[Problem statement]
Exclude the pictures and reproduce the remaining data exactly as written.

[Raw data]

□ □ □ □ □ □ □

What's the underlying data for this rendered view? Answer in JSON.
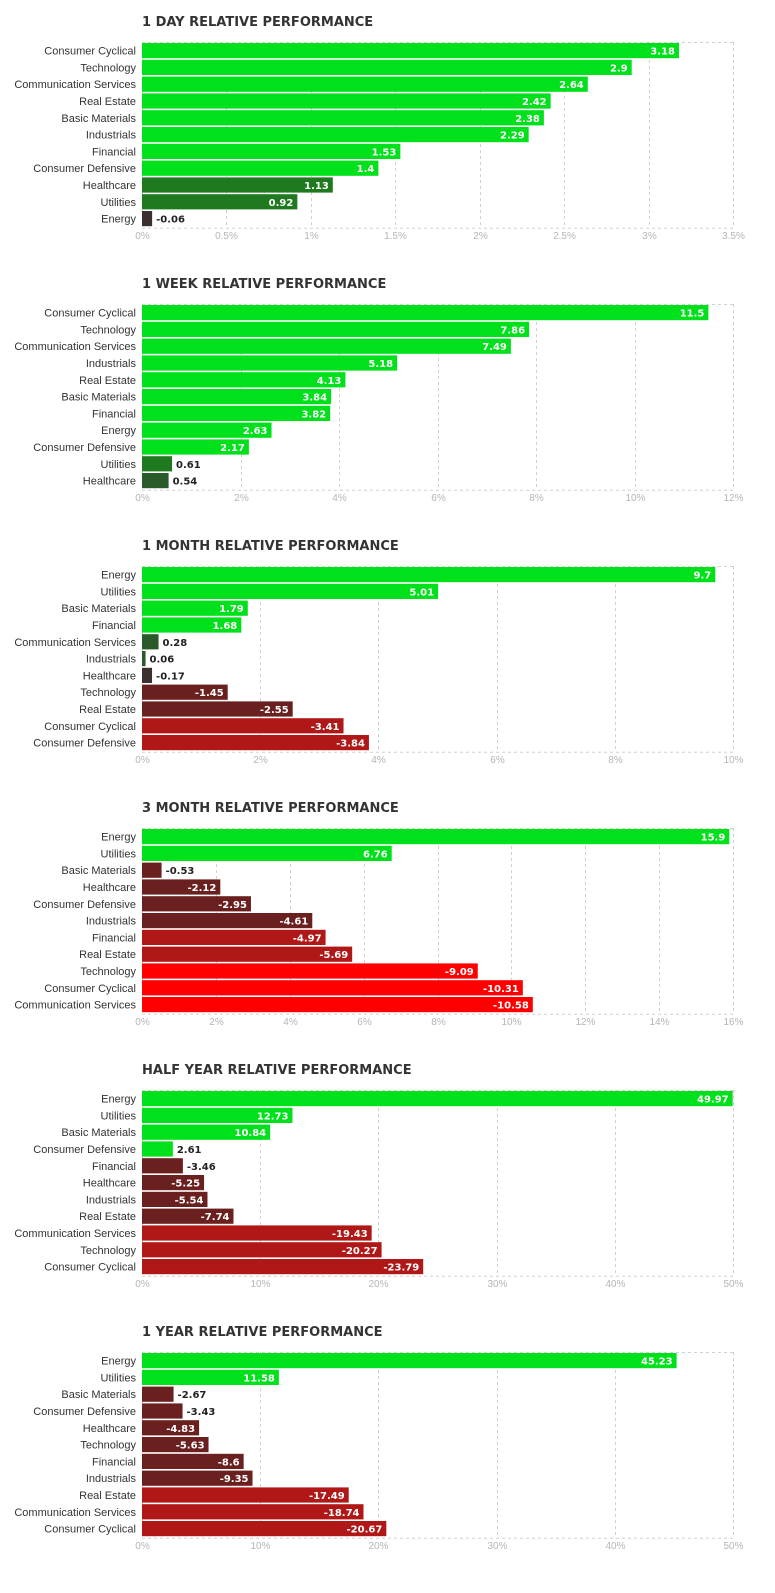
{
  "chart_data": [
    {
      "type": "bar",
      "orientation": "horizontal",
      "title": "1 DAY RELATIVE PERFORMANCE",
      "categories": [
        "Consumer Cyclical",
        "Technology",
        "Communication Services",
        "Real Estate",
        "Basic Materials",
        "Industrials",
        "Financial",
        "Consumer Defensive",
        "Healthcare",
        "Utilities",
        "Energy"
      ],
      "values": [
        3.18,
        2.9,
        2.64,
        2.42,
        2.38,
        2.29,
        1.53,
        1.4,
        1.13,
        0.92,
        -0.06
      ],
      "value_labels": [
        "3.18",
        "2.9",
        "2.64",
        "2.42",
        "2.38",
        "2.29",
        "1.53",
        "1.4",
        "1.13",
        "0.92",
        "-0.06"
      ],
      "xlim": [
        0,
        3.5
      ],
      "ticks": [
        0,
        0.5,
        1,
        1.5,
        2,
        2.5,
        3,
        3.5
      ],
      "tick_labels": [
        "0%",
        "0.5%",
        "1%",
        "1.5%",
        "2%",
        "2.5%",
        "3%",
        "3.5%"
      ],
      "grid": true
    },
    {
      "type": "bar",
      "orientation": "horizontal",
      "title": "1 WEEK RELATIVE PERFORMANCE",
      "categories": [
        "Consumer Cyclical",
        "Technology",
        "Communication Services",
        "Industrials",
        "Real Estate",
        "Basic Materials",
        "Financial",
        "Energy",
        "Consumer Defensive",
        "Utilities",
        "Healthcare"
      ],
      "values": [
        11.5,
        7.86,
        7.49,
        5.18,
        4.13,
        3.84,
        3.82,
        2.63,
        2.17,
        0.61,
        0.54
      ],
      "value_labels": [
        "11.5",
        "7.86",
        "7.49",
        "5.18",
        "4.13",
        "3.84",
        "3.82",
        "2.63",
        "2.17",
        "0.61",
        "0.54"
      ],
      "xlim": [
        0,
        12
      ],
      "ticks": [
        0,
        2,
        4,
        6,
        8,
        10,
        12
      ],
      "tick_labels": [
        "0%",
        "2%",
        "4%",
        "6%",
        "8%",
        "10%",
        "12%"
      ],
      "grid": true
    },
    {
      "type": "bar",
      "orientation": "horizontal",
      "title": "1 MONTH RELATIVE PERFORMANCE",
      "categories": [
        "Energy",
        "Utilities",
        "Basic Materials",
        "Financial",
        "Communication Services",
        "Industrials",
        "Healthcare",
        "Technology",
        "Real Estate",
        "Consumer Cyclical",
        "Consumer Defensive"
      ],
      "values": [
        9.7,
        5.01,
        1.79,
        1.68,
        0.28,
        0.06,
        -0.17,
        -1.45,
        -2.55,
        -3.41,
        -3.84
      ],
      "value_labels": [
        "9.7",
        "5.01",
        "1.79",
        "1.68",
        "0.28",
        "0.06",
        "-0.17",
        "-1.45",
        "-2.55",
        "-3.41",
        "-3.84"
      ],
      "xlim": [
        0,
        10
      ],
      "ticks": [
        0,
        2,
        4,
        6,
        8,
        10
      ],
      "tick_labels": [
        "0%",
        "2%",
        "4%",
        "6%",
        "8%",
        "10%"
      ],
      "grid": true
    },
    {
      "type": "bar",
      "orientation": "horizontal",
      "title": "3 MONTH RELATIVE PERFORMANCE",
      "categories": [
        "Energy",
        "Utilities",
        "Basic Materials",
        "Healthcare",
        "Consumer Defensive",
        "Industrials",
        "Financial",
        "Real Estate",
        "Technology",
        "Consumer Cyclical",
        "Communication Services"
      ],
      "values": [
        15.9,
        6.76,
        -0.53,
        -2.12,
        -2.95,
        -4.61,
        -4.97,
        -5.69,
        -9.09,
        -10.31,
        -10.58
      ],
      "value_labels": [
        "15.9",
        "6.76",
        "-0.53",
        "-2.12",
        "-2.95",
        "-4.61",
        "-4.97",
        "-5.69",
        "-9.09",
        "-10.31",
        "-10.58"
      ],
      "xlim": [
        0,
        16
      ],
      "ticks": [
        0,
        2,
        4,
        6,
        8,
        10,
        12,
        14,
        16
      ],
      "tick_labels": [
        "0%",
        "2%",
        "4%",
        "6%",
        "8%",
        "10%",
        "12%",
        "14%",
        "16%"
      ],
      "grid": true
    },
    {
      "type": "bar",
      "orientation": "horizontal",
      "title": "HALF YEAR RELATIVE PERFORMANCE",
      "categories": [
        "Energy",
        "Utilities",
        "Basic Materials",
        "Consumer Defensive",
        "Financial",
        "Healthcare",
        "Industrials",
        "Real Estate",
        "Communication Services",
        "Technology",
        "Consumer Cyclical"
      ],
      "values": [
        49.97,
        12.73,
        10.84,
        2.61,
        -3.46,
        -5.25,
        -5.54,
        -7.74,
        -19.43,
        -20.27,
        -23.79
      ],
      "value_labels": [
        "49.97",
        "12.73",
        "10.84",
        "2.61",
        "-3.46",
        "-5.25",
        "-5.54",
        "-7.74",
        "-19.43",
        "-20.27",
        "-23.79"
      ],
      "xlim": [
        0,
        50
      ],
      "ticks": [
        0,
        10,
        20,
        30,
        40,
        50
      ],
      "tick_labels": [
        "0%",
        "10%",
        "20%",
        "30%",
        "40%",
        "50%"
      ],
      "grid": true
    },
    {
      "type": "bar",
      "orientation": "horizontal",
      "title": "1 YEAR RELATIVE PERFORMANCE",
      "categories": [
        "Energy",
        "Utilities",
        "Basic Materials",
        "Consumer Defensive",
        "Healthcare",
        "Technology",
        "Financial",
        "Industrials",
        "Real Estate",
        "Communication Services",
        "Consumer Cyclical"
      ],
      "values": [
        45.23,
        11.58,
        -2.67,
        -3.43,
        -4.83,
        -5.63,
        -8.6,
        -9.35,
        -17.49,
        -18.74,
        -20.67
      ],
      "value_labels": [
        "45.23",
        "11.58",
        "-2.67",
        "-3.43",
        "-4.83",
        "-5.63",
        "-8.6",
        "-9.35",
        "-17.49",
        "-18.74",
        "-20.67"
      ],
      "xlim": [
        0,
        50
      ],
      "ticks": [
        0,
        10,
        20,
        30,
        40,
        50
      ],
      "tick_labels": [
        "0%",
        "10%",
        "20%",
        "30%",
        "40%",
        "50%"
      ],
      "grid": true
    }
  ],
  "colors": {
    "positive_bright": "#00e01b",
    "positive_dark": "#1f7a1f",
    "positive_darker": "#2a5a2a",
    "neutral": "#3a3030",
    "negative_dark": "#6b2020",
    "negative_mid": "#b01818",
    "negative_bright": "#ff0000",
    "grid": "#d0d0d0",
    "tick_text": "#b5b5b5",
    "label_text": "#333333"
  }
}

□ □ □ □ □ □ □

[Result of the exercise]
What's the underlying data for this rendered view? Answer in JSON.
{
  "chart_data": [
    {
      "type": "bar",
      "orientation": "horizontal",
      "title": "1 DAY RELATIVE PERFORMANCE",
      "categories": [
        "Consumer Cyclical",
        "Technology",
        "Communication Services",
        "Real Estate",
        "Basic Materials",
        "Industrials",
        "Financial",
        "Consumer Defensive",
        "Healthcare",
        "Utilities",
        "Energy"
      ],
      "values": [
        3.18,
        2.9,
        2.64,
        2.42,
        2.38,
        2.29,
        1.53,
        1.4,
        1.13,
        0.92,
        -0.06
      ],
      "value_labels": [
        "3.18",
        "2.9",
        "2.64",
        "2.42",
        "2.38",
        "2.29",
        "1.53",
        "1.4",
        "1.13",
        "0.92",
        "-0.06"
      ],
      "xlim": [
        0,
        3.5
      ],
      "ticks": [
        0,
        0.5,
        1,
        1.5,
        2,
        2.5,
        3,
        3.5
      ],
      "tick_labels": [
        "0%",
        "0.5%",
        "1%",
        "1.5%",
        "2%",
        "2.5%",
        "3%",
        "3.5%"
      ],
      "grid": true
    },
    {
      "type": "bar",
      "orientation": "horizontal",
      "title": "1 WEEK RELATIVE PERFORMANCE",
      "categories": [
        "Consumer Cyclical",
        "Technology",
        "Communication Services",
        "Industrials",
        "Real Estate",
        "Basic Materials",
        "Financial",
        "Energy",
        "Consumer Defensive",
        "Utilities",
        "Healthcare"
      ],
      "values": [
        11.5,
        7.86,
        7.49,
        5.18,
        4.13,
        3.84,
        3.82,
        2.63,
        2.17,
        0.61,
        0.54
      ],
      "value_labels": [
        "11.5",
        "7.86",
        "7.49",
        "5.18",
        "4.13",
        "3.84",
        "3.82",
        "2.63",
        "2.17",
        "0.61",
        "0.54"
      ],
      "xlim": [
        0,
        12
      ],
      "ticks": [
        0,
        2,
        4,
        6,
        8,
        10,
        12
      ],
      "tick_labels": [
        "0%",
        "2%",
        "4%",
        "6%",
        "8%",
        "10%",
        "12%"
      ],
      "grid": true
    },
    {
      "type": "bar",
      "orientation": "horizontal",
      "title": "1 MONTH RELATIVE PERFORMANCE",
      "categories": [
        "Energy",
        "Utilities",
        "Basic Materials",
        "Financial",
        "Communication Services",
        "Industrials",
        "Healthcare",
        "Technology",
        "Real Estate",
        "Consumer Cyclical",
        "Consumer Defensive"
      ],
      "values": [
        9.7,
        5.01,
        1.79,
        1.68,
        0.28,
        0.06,
        -0.17,
        -1.45,
        -2.55,
        -3.41,
        -3.84
      ],
      "value_labels": [
        "9.7",
        "5.01",
        "1.79",
        "1.68",
        "0.28",
        "0.06",
        "-0.17",
        "-1.45",
        "-2.55",
        "-3.41",
        "-3.84"
      ],
      "xlim": [
        0,
        10
      ],
      "ticks": [
        0,
        2,
        4,
        6,
        8,
        10
      ],
      "tick_labels": [
        "0%",
        "2%",
        "4%",
        "6%",
        "8%",
        "10%"
      ],
      "grid": true
    },
    {
      "type": "bar",
      "orientation": "horizontal",
      "title": "3 MONTH RELATIVE PERFORMANCE",
      "categories": [
        "Energy",
        "Utilities",
        "Basic Materials",
        "Healthcare",
        "Consumer Defensive",
        "Industrials",
        "Financial",
        "Real Estate",
        "Technology",
        "Consumer Cyclical",
        "Communication Services"
      ],
      "values": [
        15.9,
        6.76,
        -0.53,
        -2.12,
        -2.95,
        -4.61,
        -4.97,
        -5.69,
        -9.09,
        -10.31,
        -10.58
      ],
      "value_labels": [
        "15.9",
        "6.76",
        "-0.53",
        "-2.12",
        "-2.95",
        "-4.61",
        "-4.97",
        "-5.69",
        "-9.09",
        "-10.31",
        "-10.58"
      ],
      "xlim": [
        0,
        16
      ],
      "ticks": [
        0,
        2,
        4,
        6,
        8,
        10,
        12,
        14,
        16
      ],
      "tick_labels": [
        "0%",
        "2%",
        "4%",
        "6%",
        "8%",
        "10%",
        "12%",
        "14%",
        "16%"
      ],
      "grid": true
    },
    {
      "type": "bar",
      "orientation": "horizontal",
      "title": "HALF YEAR RELATIVE PERFORMANCE",
      "categories": [
        "Energy",
        "Utilities",
        "Basic Materials",
        "Consumer Defensive",
        "Financial",
        "Healthcare",
        "Industrials",
        "Real Estate",
        "Communication Services",
        "Technology",
        "Consumer Cyclical"
      ],
      "values": [
        49.97,
        12.73,
        10.84,
        2.61,
        -3.46,
        -5.25,
        -5.54,
        -7.74,
        -19.43,
        -20.27,
        -23.79
      ],
      "value_labels": [
        "49.97",
        "12.73",
        "10.84",
        "2.61",
        "-3.46",
        "-5.25",
        "-5.54",
        "-7.74",
        "-19.43",
        "-20.27",
        "-23.79"
      ],
      "xlim": [
        0,
        50
      ],
      "ticks": [
        0,
        10,
        20,
        30,
        40,
        50
      ],
      "tick_labels": [
        "0%",
        "10%",
        "20%",
        "30%",
        "40%",
        "50%"
      ],
      "grid": true
    },
    {
      "type": "bar",
      "orientation": "horizontal",
      "title": "1 YEAR RELATIVE PERFORMANCE",
      "categories": [
        "Energy",
        "Utilities",
        "Basic Materials",
        "Consumer Defensive",
        "Healthcare",
        "Technology",
        "Financial",
        "Industrials",
        "Real Estate",
        "Communication Services",
        "Consumer Cyclical"
      ],
      "values": [
        45.23,
        11.58,
        -2.67,
        -3.43,
        -4.83,
        -5.63,
        -8.6,
        -9.35,
        -17.49,
        -18.74,
        -20.67
      ],
      "value_labels": [
        "45.23",
        "11.58",
        "-2.67",
        "-3.43",
        "-4.83",
        "-5.63",
        "-8.6",
        "-9.35",
        "-17.49",
        "-18.74",
        "-20.67"
      ],
      "xlim": [
        0,
        50
      ],
      "ticks": [
        0,
        10,
        20,
        30,
        40,
        50
      ],
      "tick_labels": [
        "0%",
        "10%",
        "20%",
        "30%",
        "40%",
        "50%"
      ],
      "grid": true
    }
  ],
  "colors": {
    "positive_bright": "#00e01b",
    "positive_dark": "#1f7a1f",
    "positive_darker": "#2a5a2a",
    "neutral": "#3a3030",
    "negative_dark": "#6b2020",
    "negative_mid": "#b01818",
    "negative_bright": "#ff0000",
    "grid": "#d0d0d0",
    "tick_text": "#b5b5b5",
    "label_text": "#333333"
  }
}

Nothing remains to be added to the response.